### WHAT THIS TASK INVOLVES
Copy every line of the data that contains the string "Cabling".
☆ ☆ ☆ ☆ ☆ ☆ ☆
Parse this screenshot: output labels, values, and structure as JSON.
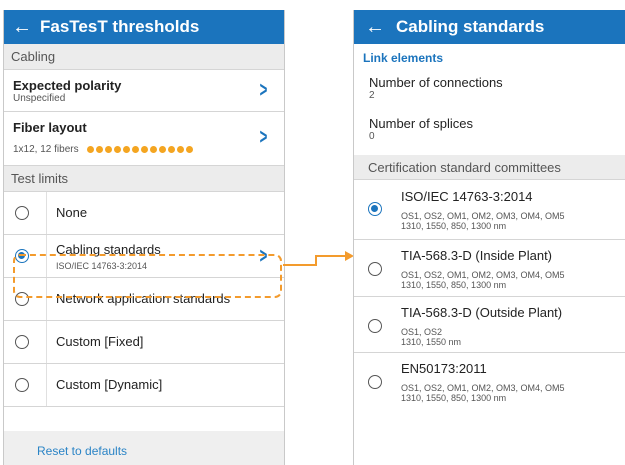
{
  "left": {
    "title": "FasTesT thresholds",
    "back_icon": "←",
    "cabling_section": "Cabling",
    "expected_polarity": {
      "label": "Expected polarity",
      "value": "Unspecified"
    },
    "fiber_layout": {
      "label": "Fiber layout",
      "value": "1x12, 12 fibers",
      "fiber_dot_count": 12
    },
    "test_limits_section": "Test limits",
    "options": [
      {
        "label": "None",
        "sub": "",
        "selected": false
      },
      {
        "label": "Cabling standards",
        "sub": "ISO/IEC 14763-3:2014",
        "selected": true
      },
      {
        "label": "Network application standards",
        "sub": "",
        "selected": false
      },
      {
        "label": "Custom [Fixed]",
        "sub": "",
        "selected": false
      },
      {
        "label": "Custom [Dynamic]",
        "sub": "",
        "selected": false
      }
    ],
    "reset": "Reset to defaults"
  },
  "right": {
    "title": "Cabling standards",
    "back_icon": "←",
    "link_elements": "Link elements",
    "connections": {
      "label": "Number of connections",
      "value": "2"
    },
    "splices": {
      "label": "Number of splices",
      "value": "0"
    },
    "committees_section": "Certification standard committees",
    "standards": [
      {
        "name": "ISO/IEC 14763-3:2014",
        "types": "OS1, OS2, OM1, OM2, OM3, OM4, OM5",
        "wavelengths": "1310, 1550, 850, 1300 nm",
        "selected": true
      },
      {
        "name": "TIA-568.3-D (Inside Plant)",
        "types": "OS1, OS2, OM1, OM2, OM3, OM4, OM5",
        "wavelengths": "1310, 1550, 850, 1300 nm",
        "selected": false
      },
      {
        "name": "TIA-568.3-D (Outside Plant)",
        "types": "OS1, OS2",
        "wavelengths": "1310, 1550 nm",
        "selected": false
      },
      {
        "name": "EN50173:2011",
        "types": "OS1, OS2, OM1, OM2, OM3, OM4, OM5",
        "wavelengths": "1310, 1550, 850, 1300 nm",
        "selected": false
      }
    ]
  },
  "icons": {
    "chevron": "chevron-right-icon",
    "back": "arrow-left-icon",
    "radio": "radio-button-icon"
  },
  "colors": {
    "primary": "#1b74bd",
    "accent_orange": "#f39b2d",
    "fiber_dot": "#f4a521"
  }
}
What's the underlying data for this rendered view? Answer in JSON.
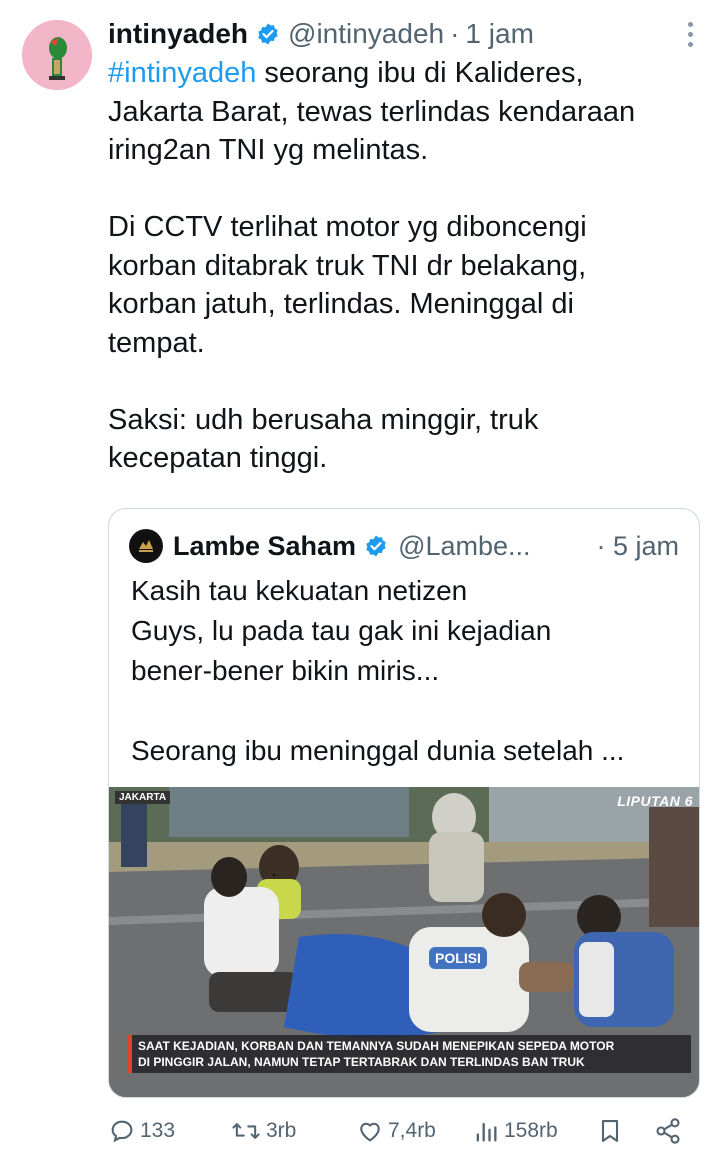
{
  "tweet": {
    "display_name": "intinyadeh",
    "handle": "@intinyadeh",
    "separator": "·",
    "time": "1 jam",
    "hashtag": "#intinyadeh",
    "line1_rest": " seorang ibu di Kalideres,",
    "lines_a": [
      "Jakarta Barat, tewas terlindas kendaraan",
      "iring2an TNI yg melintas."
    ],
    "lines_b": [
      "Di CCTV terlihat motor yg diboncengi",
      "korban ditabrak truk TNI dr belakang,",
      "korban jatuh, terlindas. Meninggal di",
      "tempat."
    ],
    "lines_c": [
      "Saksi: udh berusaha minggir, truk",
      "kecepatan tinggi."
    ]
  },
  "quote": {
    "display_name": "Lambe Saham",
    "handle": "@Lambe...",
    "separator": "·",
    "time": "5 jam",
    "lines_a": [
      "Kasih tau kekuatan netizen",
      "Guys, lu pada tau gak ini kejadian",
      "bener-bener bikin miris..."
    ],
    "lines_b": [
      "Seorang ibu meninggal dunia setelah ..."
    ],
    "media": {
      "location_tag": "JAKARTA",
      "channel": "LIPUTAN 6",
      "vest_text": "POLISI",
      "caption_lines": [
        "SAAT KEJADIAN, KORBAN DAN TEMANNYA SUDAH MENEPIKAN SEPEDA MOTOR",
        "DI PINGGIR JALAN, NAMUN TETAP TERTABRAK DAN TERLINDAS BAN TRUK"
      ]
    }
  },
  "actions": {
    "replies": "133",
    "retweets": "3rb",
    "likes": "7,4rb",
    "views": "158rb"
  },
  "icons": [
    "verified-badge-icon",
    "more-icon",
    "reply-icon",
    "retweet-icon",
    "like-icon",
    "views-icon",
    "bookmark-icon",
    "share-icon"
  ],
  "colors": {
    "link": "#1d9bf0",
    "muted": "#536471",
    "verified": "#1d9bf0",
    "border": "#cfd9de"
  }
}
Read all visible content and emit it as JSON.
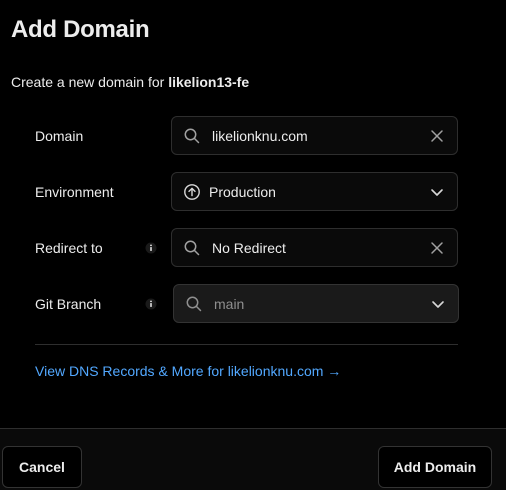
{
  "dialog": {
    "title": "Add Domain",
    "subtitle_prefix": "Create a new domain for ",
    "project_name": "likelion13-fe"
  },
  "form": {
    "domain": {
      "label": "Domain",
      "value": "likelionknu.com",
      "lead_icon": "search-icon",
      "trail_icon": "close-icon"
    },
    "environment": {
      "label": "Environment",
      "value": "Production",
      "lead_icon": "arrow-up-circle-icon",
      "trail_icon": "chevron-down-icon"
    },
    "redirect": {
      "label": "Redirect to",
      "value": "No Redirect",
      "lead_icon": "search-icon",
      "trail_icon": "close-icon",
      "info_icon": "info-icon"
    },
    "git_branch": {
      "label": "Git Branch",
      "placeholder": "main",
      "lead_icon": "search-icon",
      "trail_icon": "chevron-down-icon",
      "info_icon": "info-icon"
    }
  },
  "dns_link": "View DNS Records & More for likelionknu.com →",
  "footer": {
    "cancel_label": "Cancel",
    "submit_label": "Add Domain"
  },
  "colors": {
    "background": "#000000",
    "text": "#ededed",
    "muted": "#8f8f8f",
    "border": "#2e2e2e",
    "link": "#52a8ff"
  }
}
☆ ☆ ☆ ☆ ☆ ☆ ☆
### EXPECTED ANSWER
    "cabling_section": "Cabling",
        "label": "Cabling standards",
    "title": "Cabling standards",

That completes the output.